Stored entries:
------

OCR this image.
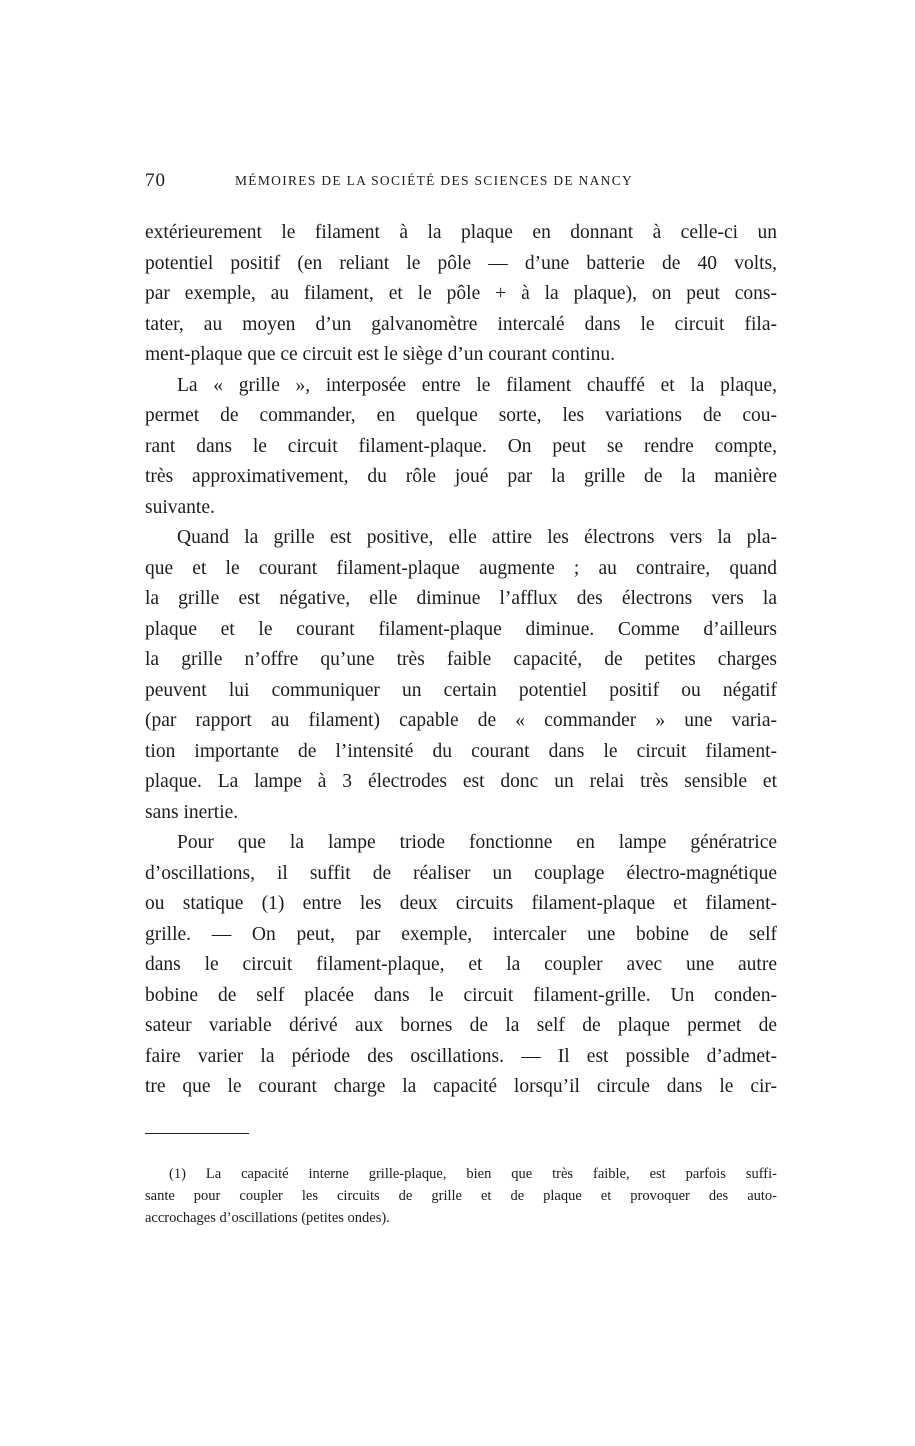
70	MÉMOIRES DE LA SOCIÉTÉ DES SCIENCES DE NANCY
extérieurement le filament à la plaque en donnant à celle-ci un
potentiel positif (en reliant le pôle — d’une batterie de 40 volts,
par exemple, au filament, et le pôle + à la plaque), on peut cons-
tater, au moyen d’un galvanomètre intercalé dans le circuit fila-
ment-plaque que ce circuit est le siège d’un courant continu.
La « grille », interposée entre le filament chauffé et la plaque,
permet de commander, en quelque sorte, les variations de cou-
rant dans le circuit filament-plaque. On peut se rendre compte,
très approximativement, du rôle joué par la grille de la manière
suivante.
Quand la grille est positive, elle attire les électrons vers la pla-
que et le courant filament-plaque augmente ; au contraire, quand
la grille est négative, elle diminue l’afflux des électrons vers la
plaque et le courant filament-plaque diminue. Comme d’ailleurs
la grille n’offre qu’une très faible capacité, de petites charges
peuvent lui communiquer un certain potentiel positif ou négatif
(par rapport au filament) capable de « commander » une varia-
tion importante de l’intensité du courant dans le circuit filament-
plaque. La lampe à 3 électrodes est donc un relai très sensible et
sans inertie.
Pour que la lampe triode fonctionne en lampe génératrice
d’oscillations, il suffit de réaliser un couplage électro-magnétique
ou statique (1) entre les deux circuits filament-plaque et filament-
grille. — On peut, par exemple, intercaler une bobine de self
dans le circuit filament-plaque, et la coupler avec une autre
bobine de self placée dans le circuit filament-grille. Un conden-
sateur variable dérivé aux bornes de la self de plaque permet de
faire varier la période des oscillations. — Il est possible d’admet-
tre que le courant charge la capacité lorsqu’il circule dans le cir-
(1) La capacité interne grille-plaque, bien que très faible, est parfois suffi-
sante pour coupler les circuits de grille et de plaque et provoquer des auto-
accrochages d’oscillations (petites ondes).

------

> _Stated task_: Leave out the pictures and return every record word for word.

> _Written response_:
OCR this image.
70	MÉMOIRES DE LA SOCIÉTÉ DES SCIENCES DE NANCY
extérieurement le filament à la plaque en donnant à celle-ci un
potentiel positif (en reliant le pôle — d’une batterie de 40 volts,
par exemple, au filament, et le pôle + à la plaque), on peut cons-
tater, au moyen d’un galvanomètre intercalé dans le circuit fila-
ment-plaque que ce circuit est le siège d’un courant continu.
La « grille », interposée entre le filament chauffé et la plaque,
permet de commander, en quelque sorte, les variations de cou-
rant dans le circuit filament-plaque. On peut se rendre compte,
très approximativement, du rôle joué par la grille de la manière
suivante.
Quand la grille est positive, elle attire les électrons vers la pla-
que et le courant filament-plaque augmente ; au contraire, quand
la grille est négative, elle diminue l’afflux des électrons vers la
plaque et le courant filament-plaque diminue. Comme d’ailleurs
la grille n’offre qu’une très faible capacité, de petites charges
peuvent lui communiquer un certain potentiel positif ou négatif
(par rapport au filament) capable de « commander » une varia-
tion importante de l’intensité du courant dans le circuit filament-
plaque. La lampe à 3 électrodes est donc un relai très sensible et
sans inertie.
Pour que la lampe triode fonctionne en lampe génératrice
d’oscillations, il suffit de réaliser un couplage électro-magnétique
ou statique (1) entre les deux circuits filament-plaque et filament-
grille. — On peut, par exemple, intercaler une bobine de self
dans le circuit filament-plaque, et la coupler avec une autre
bobine de self placée dans le circuit filament-grille. Un conden-
sateur variable dérivé aux bornes de la self de plaque permet de
faire varier la période des oscillations. — Il est possible d’admet-
tre que le courant charge la capacité lorsqu’il circule dans le cir-
(1) La capacité interne grille-plaque, bien que très faible, est parfois suffi-
sante pour coupler les circuits de grille et de plaque et provoquer des auto-
accrochages d’oscillations (petites ondes).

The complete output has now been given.